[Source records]
####

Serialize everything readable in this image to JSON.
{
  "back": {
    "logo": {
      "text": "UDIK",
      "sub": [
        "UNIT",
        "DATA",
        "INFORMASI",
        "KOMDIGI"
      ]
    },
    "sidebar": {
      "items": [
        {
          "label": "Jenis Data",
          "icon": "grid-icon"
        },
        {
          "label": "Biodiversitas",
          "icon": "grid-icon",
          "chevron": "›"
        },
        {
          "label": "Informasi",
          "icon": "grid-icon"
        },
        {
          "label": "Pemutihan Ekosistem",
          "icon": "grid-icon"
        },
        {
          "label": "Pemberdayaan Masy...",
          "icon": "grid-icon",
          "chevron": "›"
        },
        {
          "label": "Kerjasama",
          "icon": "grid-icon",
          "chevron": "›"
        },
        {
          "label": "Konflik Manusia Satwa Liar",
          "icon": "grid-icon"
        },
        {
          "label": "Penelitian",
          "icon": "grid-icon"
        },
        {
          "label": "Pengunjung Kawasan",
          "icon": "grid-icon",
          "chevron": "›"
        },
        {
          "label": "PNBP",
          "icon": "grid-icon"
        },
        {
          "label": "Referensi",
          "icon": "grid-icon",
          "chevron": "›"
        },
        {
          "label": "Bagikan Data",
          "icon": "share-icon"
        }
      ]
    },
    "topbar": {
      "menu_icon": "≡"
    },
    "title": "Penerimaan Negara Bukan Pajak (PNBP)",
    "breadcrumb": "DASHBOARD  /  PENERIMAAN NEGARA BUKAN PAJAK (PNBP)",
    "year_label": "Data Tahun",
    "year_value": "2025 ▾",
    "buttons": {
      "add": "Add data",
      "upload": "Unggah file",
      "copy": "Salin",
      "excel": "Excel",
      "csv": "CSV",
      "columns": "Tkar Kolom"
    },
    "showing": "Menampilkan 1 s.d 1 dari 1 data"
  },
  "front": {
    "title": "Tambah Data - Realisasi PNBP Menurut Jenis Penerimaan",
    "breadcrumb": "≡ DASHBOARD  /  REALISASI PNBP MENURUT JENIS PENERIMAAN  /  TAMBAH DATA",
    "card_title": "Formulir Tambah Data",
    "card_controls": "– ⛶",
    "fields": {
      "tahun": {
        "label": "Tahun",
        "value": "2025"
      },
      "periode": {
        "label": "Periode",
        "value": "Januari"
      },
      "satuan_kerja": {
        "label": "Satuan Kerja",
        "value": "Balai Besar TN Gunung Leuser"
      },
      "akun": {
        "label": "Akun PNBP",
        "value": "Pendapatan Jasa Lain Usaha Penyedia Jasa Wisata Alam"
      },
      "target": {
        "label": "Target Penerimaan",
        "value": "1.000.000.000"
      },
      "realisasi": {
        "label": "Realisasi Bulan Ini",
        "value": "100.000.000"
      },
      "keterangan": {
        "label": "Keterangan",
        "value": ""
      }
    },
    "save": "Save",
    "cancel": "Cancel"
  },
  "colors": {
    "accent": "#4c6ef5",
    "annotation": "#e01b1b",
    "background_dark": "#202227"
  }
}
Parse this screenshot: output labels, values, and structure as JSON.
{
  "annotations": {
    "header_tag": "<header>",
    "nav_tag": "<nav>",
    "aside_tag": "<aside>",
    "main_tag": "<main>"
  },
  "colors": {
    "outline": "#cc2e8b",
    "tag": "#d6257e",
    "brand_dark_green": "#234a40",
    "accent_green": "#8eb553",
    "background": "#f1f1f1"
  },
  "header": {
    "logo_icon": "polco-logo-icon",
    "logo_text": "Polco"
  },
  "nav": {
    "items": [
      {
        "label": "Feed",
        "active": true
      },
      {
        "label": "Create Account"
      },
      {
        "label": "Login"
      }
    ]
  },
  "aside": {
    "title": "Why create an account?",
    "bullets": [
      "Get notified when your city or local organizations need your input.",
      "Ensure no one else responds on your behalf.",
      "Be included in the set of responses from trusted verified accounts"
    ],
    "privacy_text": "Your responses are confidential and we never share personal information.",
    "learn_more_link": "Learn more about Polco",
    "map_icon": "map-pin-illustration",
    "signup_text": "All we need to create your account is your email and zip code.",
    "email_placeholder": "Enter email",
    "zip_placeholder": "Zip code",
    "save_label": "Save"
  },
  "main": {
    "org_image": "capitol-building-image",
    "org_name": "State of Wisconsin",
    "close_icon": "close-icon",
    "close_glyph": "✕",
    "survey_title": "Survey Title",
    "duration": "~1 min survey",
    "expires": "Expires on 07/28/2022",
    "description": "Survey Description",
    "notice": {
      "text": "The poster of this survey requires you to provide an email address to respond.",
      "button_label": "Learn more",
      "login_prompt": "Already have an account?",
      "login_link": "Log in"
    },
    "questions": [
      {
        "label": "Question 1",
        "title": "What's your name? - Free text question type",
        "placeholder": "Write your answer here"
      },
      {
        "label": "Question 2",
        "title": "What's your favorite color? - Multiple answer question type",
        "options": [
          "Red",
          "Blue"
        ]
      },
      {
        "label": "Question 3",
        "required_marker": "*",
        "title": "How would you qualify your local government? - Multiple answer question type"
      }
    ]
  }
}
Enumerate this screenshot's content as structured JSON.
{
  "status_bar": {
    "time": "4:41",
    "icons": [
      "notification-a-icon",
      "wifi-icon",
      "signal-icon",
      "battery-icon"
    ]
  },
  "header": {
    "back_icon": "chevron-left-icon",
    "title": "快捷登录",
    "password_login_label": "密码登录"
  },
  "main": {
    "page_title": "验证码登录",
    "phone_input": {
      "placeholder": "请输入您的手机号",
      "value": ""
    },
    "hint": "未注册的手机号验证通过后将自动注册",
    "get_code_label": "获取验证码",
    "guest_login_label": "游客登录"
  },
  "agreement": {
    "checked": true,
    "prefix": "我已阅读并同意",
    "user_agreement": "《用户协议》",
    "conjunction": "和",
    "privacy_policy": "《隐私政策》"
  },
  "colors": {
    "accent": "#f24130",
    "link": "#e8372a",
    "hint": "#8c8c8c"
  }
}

####

**TASK STATEMENT**
Every line above should be printed again exactly as it stands.

**RESPONSE TO THIS TASK**
Serialize everything readable in this image to JSON.
{
  "back": {
    "logo": {
      "text": "UDIK",
      "sub": [
        "UNIT",
        "DATA",
        "INFORMASI",
        "KOMDIGI"
      ]
    },
    "sidebar": {
      "items": [
        {
          "label": "Jenis Data",
          "icon": "grid-icon"
        },
        {
          "label": "Biodiversitas",
          "icon": "grid-icon",
          "chevron": "›"
        },
        {
          "label": "Informasi",
          "icon": "grid-icon"
        },
        {
          "label": "Pemutihan Ekosistem",
          "icon": "grid-icon"
        },
        {
          "label": "Pemberdayaan Masy...",
          "icon": "grid-icon",
          "chevron": "›"
        },
        {
          "label": "Kerjasama",
          "icon": "grid-icon",
          "chevron": "›"
        },
        {
          "label": "Konflik Manusia Satwa Liar",
          "icon": "grid-icon"
        },
        {
          "label": "Penelitian",
          "icon": "grid-icon"
        },
        {
          "label": "Pengunjung Kawasan",
          "icon": "grid-icon",
          "chevron": "›"
        },
        {
          "label": "PNBP",
          "icon": "grid-icon"
        },
        {
          "label": "Referensi",
          "icon": "grid-icon",
          "chevron": "›"
        },
        {
          "label": "Bagikan Data",
          "icon": "share-icon"
        }
      ]
    },
    "topbar": {
      "menu_icon": "≡"
    },
    "title": "Penerimaan Negara Bukan Pajak (PNBP)",
    "breadcrumb": "DASHBOARD  /  PENERIMAAN NEGARA BUKAN PAJAK (PNBP)",
    "year_label": "Data Tahun",
    "year_value": "2025 ▾",
    "buttons": {
      "add": "Add data",
      "upload": "Unggah file",
      "copy": "Salin",
      "excel": "Excel",
      "csv": "CSV",
      "columns": "Tkar Kolom"
    },
    "showing": "Menampilkan 1 s.d 1 dari 1 data"
  },
  "front": {
    "title": "Tambah Data - Realisasi PNBP Menurut Jenis Penerimaan",
    "breadcrumb": "≡ DASHBOARD  /  REALISASI PNBP MENURUT JENIS PENERIMAAN  /  TAMBAH DATA",
    "card_title": "Formulir Tambah Data",
    "card_controls": "– ⛶",
    "fields": {
      "tahun": {
        "label": "Tahun",
        "value": "2025"
      },
      "periode": {
        "label": "Periode",
        "value": "Januari"
      },
      "satuan_kerja": {
        "label": "Satuan Kerja",
        "value": "Balai Besar TN Gunung Leuser"
      },
      "akun": {
        "label": "Akun PNBP",
        "value": "Pendapatan Jasa Lain Usaha Penyedia Jasa Wisata Alam"
      },
      "target": {
        "label": "Target Penerimaan",
        "value": "1.000.000.000"
      },
      "realisasi": {
        "label": "Realisasi Bulan Ini",
        "value": "100.000.000"
      },
      "keterangan": {
        "label": "Keterangan",
        "value": ""
      }
    },
    "save": "Save",
    "cancel": "Cancel"
  },
  "colors": {
    "accent": "#4c6ef5",
    "annotation": "#e01b1b",
    "background_dark": "#202227"
  }
}
Parse this screenshot: output labels, values, and structure as JSON.
{
  "annotations": {
    "header_tag": "<header>",
    "nav_tag": "<nav>",
    "aside_tag": "<aside>",
    "main_tag": "<main>"
  },
  "colors": {
    "outline": "#cc2e8b",
    "tag": "#d6257e",
    "brand_dark_green": "#234a40",
    "accent_green": "#8eb553",
    "background": "#f1f1f1"
  },
  "header": {
    "logo_icon": "polco-logo-icon",
    "logo_text": "Polco"
  },
  "nav": {
    "items": [
      {
        "label": "Feed",
        "active": true
      },
      {
        "label": "Create Account"
      },
      {
        "label": "Login"
      }
    ]
  },
  "aside": {
    "title": "Why create an account?",
    "bullets": [
      "Get notified when your city or local organizations need your input.",
      "Ensure no one else responds on your behalf.",
      "Be included in the set of responses from trusted verified accounts"
    ],
    "privacy_text": "Your responses are confidential and we never share personal information.",
    "learn_more_link": "Learn more about Polco",
    "map_icon": "map-pin-illustration",
    "signup_text": "All we need to create your account is your email and zip code.",
    "email_placeholder": "Enter email",
    "zip_placeholder": "Zip code",
    "save_label": "Save"
  },
  "main": {
    "org_image": "capitol-building-image",
    "org_name": "State of Wisconsin",
    "close_icon": "close-icon",
    "close_glyph": "✕",
    "survey_title": "Survey Title",
    "duration": "~1 min survey",
    "expires": "Expires on 07/28/2022",
    "description": "Survey Description",
    "notice": {
      "text": "The poster of this survey requires you to provide an email address to respond.",
      "button_label": "Learn more",
      "login_prompt": "Already have an account?",
      "login_link": "Log in"
    },
    "questions": [
      {
        "label": "Question 1",
        "title": "What's your name? - Free text question type",
        "placeholder": "Write your answer here"
      },
      {
        "label": "Question 2",
        "title": "What's your favorite color? - Multiple answer question type",
        "options": [
          "Red",
          "Blue"
        ]
      },
      {
        "label": "Question 3",
        "required_marker": "*",
        "title": "How would you qualify your local government? - Multiple answer question type"
      }
    ]
  }
}
Enumerate this screenshot's content as structured JSON.
{
  "status_bar": {
    "time": "4:41",
    "icons": [
      "notification-a-icon",
      "wifi-icon",
      "signal-icon",
      "battery-icon"
    ]
  },
  "header": {
    "back_icon": "chevron-left-icon",
    "title": "快捷登录",
    "password_login_label": "密码登录"
  },
  "main": {
    "page_title": "验证码登录",
    "phone_input": {
      "placeholder": "请输入您的手机号",
      "value": ""
    },
    "hint": "未注册的手机号验证通过后将自动注册",
    "get_code_label": "获取验证码",
    "guest_login_label": "游客登录"
  },
  "agreement": {
    "checked": true,
    "prefix": "我已阅读并同意",
    "user_agreement": "《用户协议》",
    "conjunction": "和",
    "privacy_policy": "《隐私政策》"
  },
  "colors": {
    "accent": "#f24130",
    "link": "#e8372a",
    "hint": "#8c8c8c"
  }
}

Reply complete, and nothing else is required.